▸ **Exercise details**
Transcribe the material verbatim in full; the pictures do not belong in the copy.
>> start Provided material
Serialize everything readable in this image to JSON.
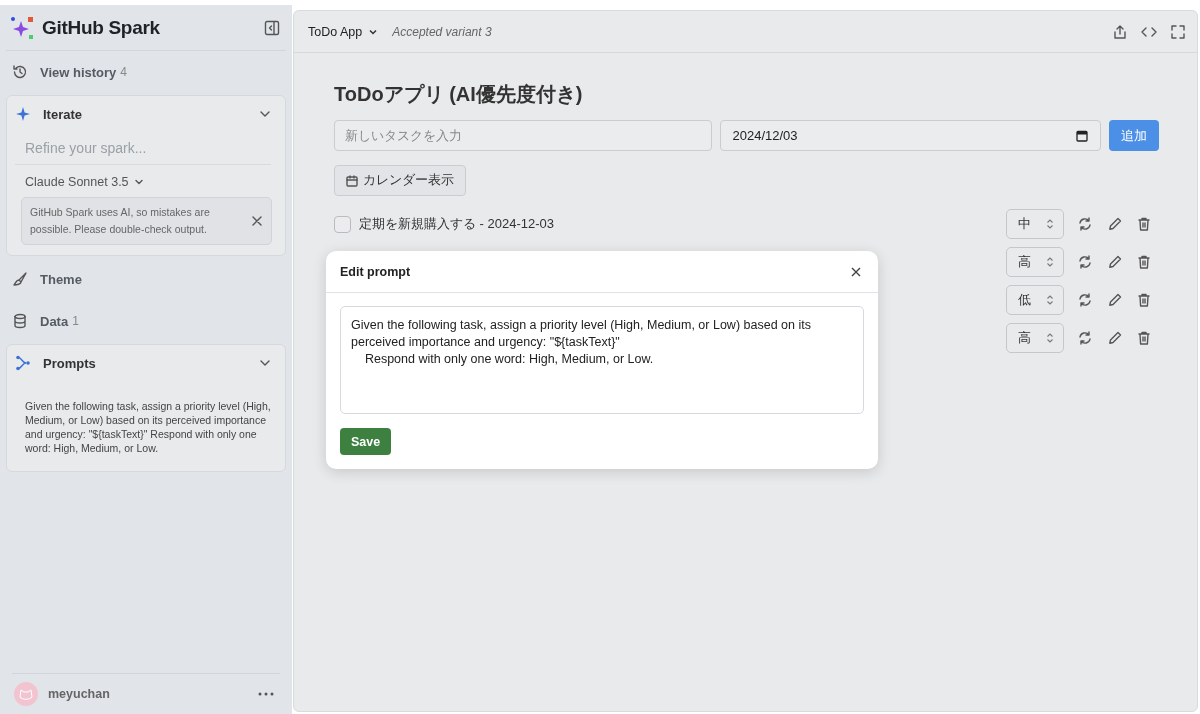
{
  "sidebar": {
    "brand": "GitHub Spark",
    "history": {
      "label": "View history",
      "count": "4"
    },
    "iterate": {
      "title": "Iterate",
      "expanded": true,
      "placeholder": "Refine your spark...",
      "model": "Claude Sonnet 3.5",
      "notice": "GitHub Spark uses AI, so mistakes are possible. Please double-check output."
    },
    "theme": {
      "label": "Theme"
    },
    "data": {
      "label": "Data",
      "count": "1"
    },
    "prompts": {
      "title": "Prompts",
      "expanded": true,
      "text": "Given the following task, assign a priority level (High, Medium, or Low) based on its perceived importance and urgency: \"${taskText}\" Respond with only one word: High, Medium, or Low."
    },
    "user": {
      "name": "meyuchan"
    }
  },
  "header": {
    "app_name": "ToDo App",
    "variant": "Accepted variant 3"
  },
  "app": {
    "title": "ToDoアプリ (AI優先度付き)",
    "task_input": {
      "placeholder": "新しいタスクを入力"
    },
    "date_input": {
      "value": "2024/12/03"
    },
    "add_button": "追加",
    "calendar_button": "カレンダー表示",
    "tasks": [
      {
        "text": "定期を新規購入する - 2024-12-03",
        "checked": false,
        "priority": "中"
      },
      {
        "priority": "高"
      },
      {
        "priority": "低"
      },
      {
        "priority": "高"
      }
    ]
  },
  "modal": {
    "title": "Edit prompt",
    "text": "Given the following task, assign a priority level (High, Medium, or Low) based on its perceived importance and urgency: \"${taskText}\"\n    Respond with only one word: High, Medium, or Low.",
    "save_button": "Save"
  }
}
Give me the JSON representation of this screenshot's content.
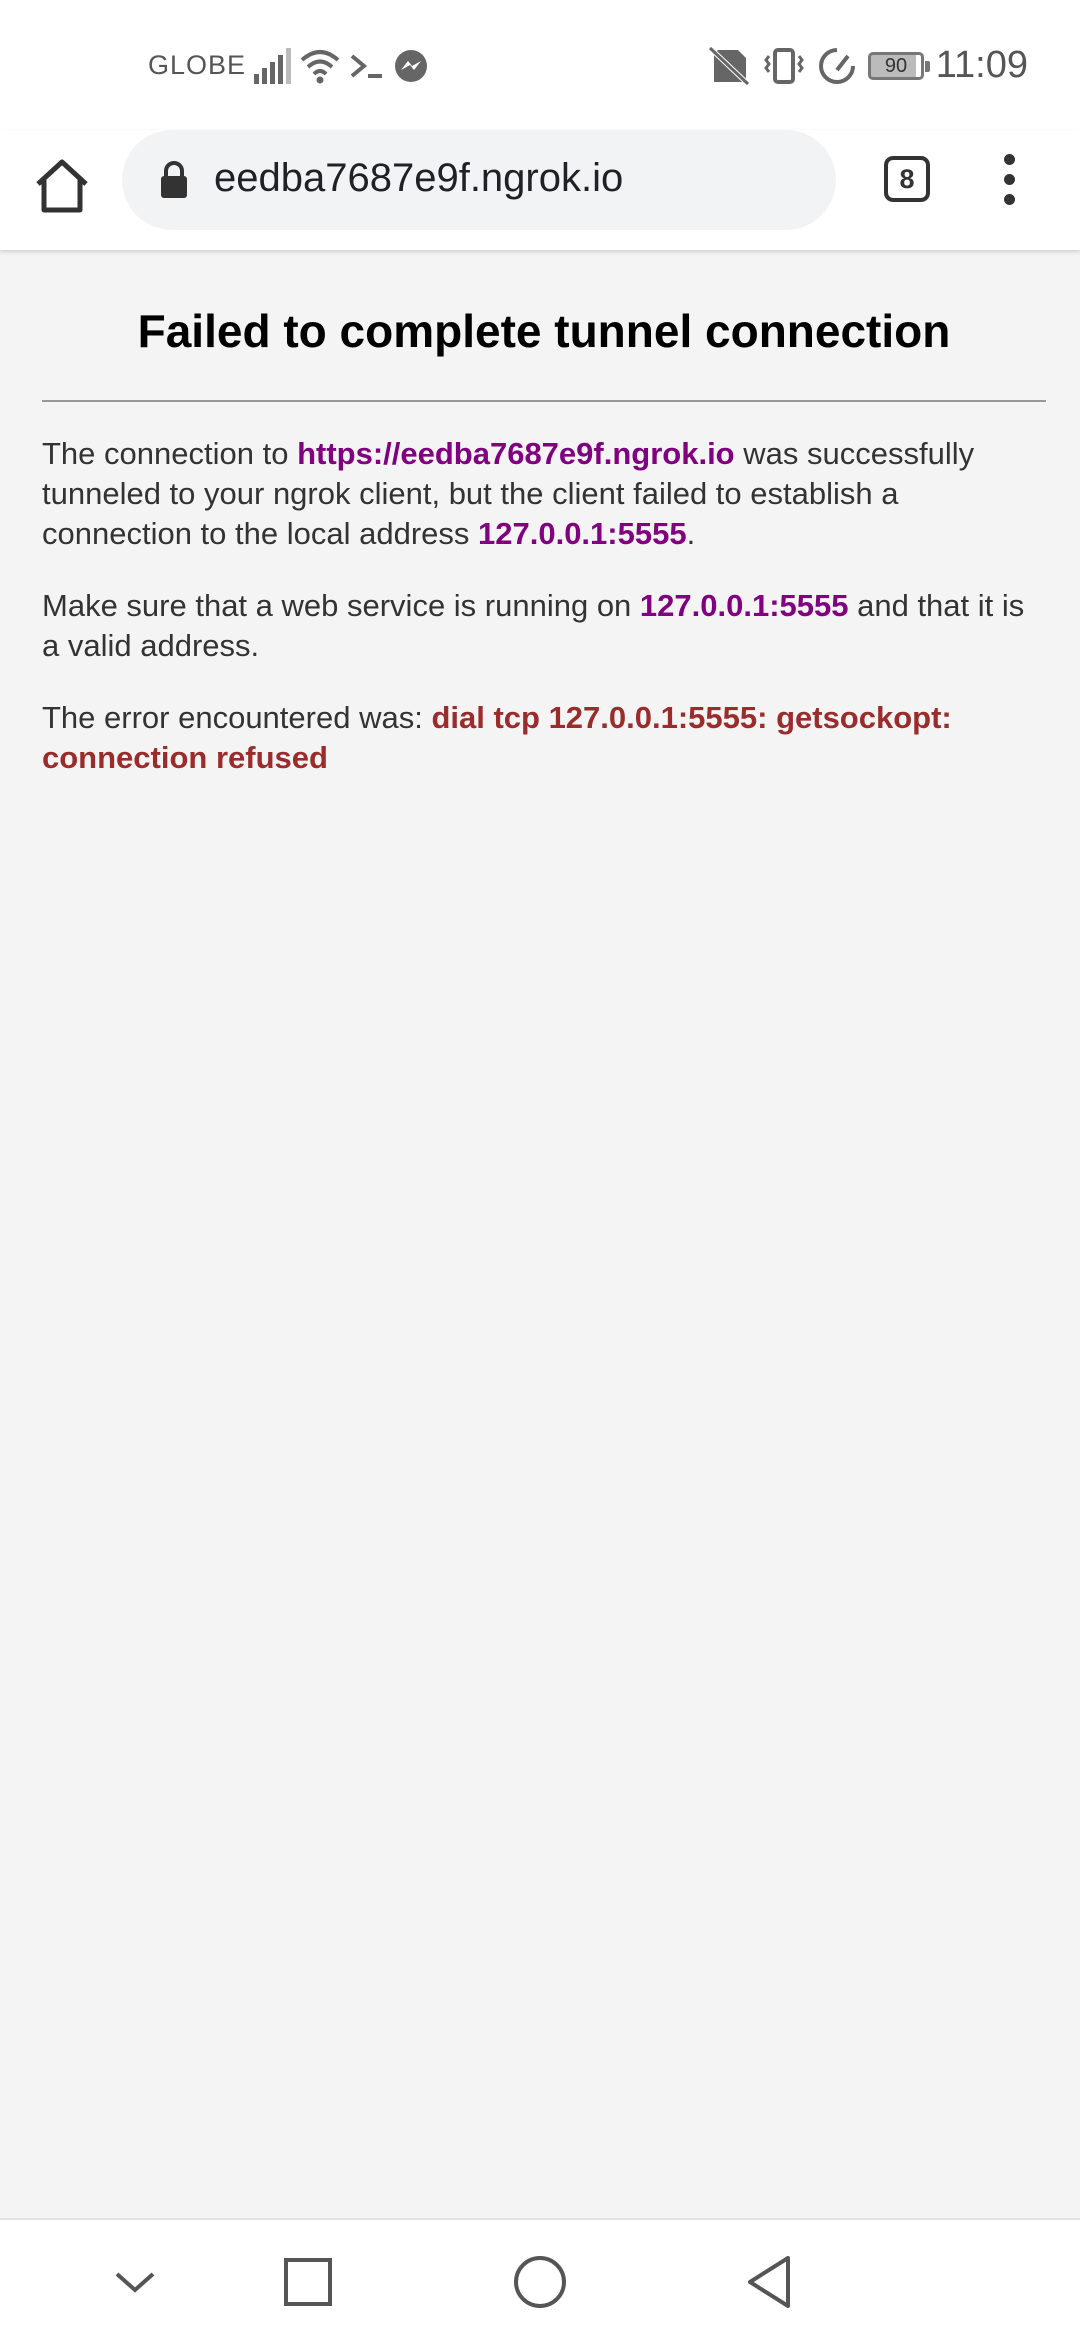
{
  "status_bar": {
    "carrier": "GLOBE",
    "battery": "90",
    "time": "11:09",
    "icons": [
      "signal-icon",
      "wifi-icon",
      "terminal-icon",
      "messenger-icon",
      "no-sim-icon",
      "vibrate-icon",
      "data-saver-icon",
      "battery-icon"
    ]
  },
  "toolbar": {
    "url": "eedba7687e9f.ngrok.io",
    "tab_count": "8"
  },
  "page": {
    "title": "Failed to complete tunnel connection",
    "p1_a": "The connection to ",
    "p1_url": "https://eedba7687e9f.ngrok.io",
    "p1_b": " was successfully tunneled to your ngrok client, but the client failed to establish a connection to the local address ",
    "p1_addr": "127.0.0.1:5555",
    "p1_c": ".",
    "p2_a": "Make sure that a web service is running on ",
    "p2_addr": "127.0.0.1:5555",
    "p2_b": " and that it is a valid address.",
    "p3_a": "The error encountered was: ",
    "p3_err": "dial tcp 127.0.0.1:5555: getsockopt: connection refused"
  },
  "colors": {
    "link": "#800080",
    "error": "#9b2c2c",
    "background": "#f4f4f4"
  }
}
>> end Provided material
▸ **Response for this exercise**
Serialize everything readable in this image to JSON.
{
  "sidebar": {
    "brand": "GitHub Spark",
    "history": {
      "label": "View history",
      "count": "4"
    },
    "iterate": {
      "title": "Iterate",
      "expanded": true,
      "placeholder": "Refine your spark...",
      "model": "Claude Sonnet 3.5",
      "notice": "GitHub Spark uses AI, so mistakes are possible. Please double-check output."
    },
    "theme": {
      "label": "Theme"
    },
    "data": {
      "label": "Data",
      "count": "1"
    },
    "prompts": {
      "title": "Prompts",
      "expanded": true,
      "text": "Given the following task, assign a priority level (High, Medium, or Low) based on its perceived importance and urgency: \"${taskText}\" Respond with only one word: High, Medium, or Low."
    },
    "user": {
      "name": "meyuchan"
    }
  },
  "header": {
    "app_name": "ToDo App",
    "variant": "Accepted variant 3"
  },
  "app": {
    "title": "ToDoアプリ (AI優先度付き)",
    "task_input": {
      "placeholder": "新しいタスクを入力"
    },
    "date_input": {
      "value": "2024/12/03"
    },
    "add_button": "追加",
    "calendar_button": "カレンダー表示",
    "tasks": [
      {
        "text": "定期を新規購入する - 2024-12-03",
        "checked": false,
        "priority": "中"
      },
      {
        "priority": "高"
      },
      {
        "priority": "低"
      },
      {
        "priority": "高"
      }
    ]
  },
  "modal": {
    "title": "Edit prompt",
    "text": "Given the following task, assign a priority level (High, Medium, or Low) based on its perceived importance and urgency: \"${taskText}\"\n    Respond with only one word: High, Medium, or Low.",
    "save_button": "Save"
  }
}
Give me the JSON representation of this screenshot's content.
{
  "status_bar": {
    "carrier": "GLOBE",
    "battery": "90",
    "time": "11:09",
    "icons": [
      "signal-icon",
      "wifi-icon",
      "terminal-icon",
      "messenger-icon",
      "no-sim-icon",
      "vibrate-icon",
      "data-saver-icon",
      "battery-icon"
    ]
  },
  "toolbar": {
    "url": "eedba7687e9f.ngrok.io",
    "tab_count": "8"
  },
  "page": {
    "title": "Failed to complete tunnel connection",
    "p1_a": "The connection to ",
    "p1_url": "https://eedba7687e9f.ngrok.io",
    "p1_b": " was successfully tunneled to your ngrok client, but the client failed to establish a connection to the local address ",
    "p1_addr": "127.0.0.1:5555",
    "p1_c": ".",
    "p2_a": "Make sure that a web service is running on ",
    "p2_addr": "127.0.0.1:5555",
    "p2_b": " and that it is a valid address.",
    "p3_a": "The error encountered was: ",
    "p3_err": "dial tcp 127.0.0.1:5555: getsockopt: connection refused"
  },
  "colors": {
    "link": "#800080",
    "error": "#9b2c2c",
    "background": "#f4f4f4"
  }
}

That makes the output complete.